Your objective »
Sort through the entries below and pull out lines containing the word "name".

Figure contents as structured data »
>> START

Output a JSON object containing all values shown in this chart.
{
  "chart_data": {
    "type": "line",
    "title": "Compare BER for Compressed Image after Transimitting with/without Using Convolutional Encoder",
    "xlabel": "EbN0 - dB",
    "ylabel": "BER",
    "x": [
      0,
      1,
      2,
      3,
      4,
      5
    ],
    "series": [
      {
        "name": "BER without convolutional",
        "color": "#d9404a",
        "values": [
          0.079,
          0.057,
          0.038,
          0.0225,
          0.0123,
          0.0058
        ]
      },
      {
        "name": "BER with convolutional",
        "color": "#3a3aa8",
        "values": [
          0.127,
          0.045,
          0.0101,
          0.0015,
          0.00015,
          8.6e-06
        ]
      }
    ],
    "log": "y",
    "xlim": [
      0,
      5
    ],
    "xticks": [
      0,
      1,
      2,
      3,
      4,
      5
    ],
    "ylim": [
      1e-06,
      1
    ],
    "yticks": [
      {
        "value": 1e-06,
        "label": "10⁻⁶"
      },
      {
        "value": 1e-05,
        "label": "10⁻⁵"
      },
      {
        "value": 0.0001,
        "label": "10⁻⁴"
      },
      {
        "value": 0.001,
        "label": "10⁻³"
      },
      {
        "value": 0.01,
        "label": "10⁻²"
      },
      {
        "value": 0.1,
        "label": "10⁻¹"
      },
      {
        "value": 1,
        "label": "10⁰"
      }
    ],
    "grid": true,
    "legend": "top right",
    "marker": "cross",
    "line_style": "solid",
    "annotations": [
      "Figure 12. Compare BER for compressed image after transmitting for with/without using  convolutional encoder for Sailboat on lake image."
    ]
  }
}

>> END

Full response »
        "name": "BER without convolutional",
        "name": "BER with convolutional",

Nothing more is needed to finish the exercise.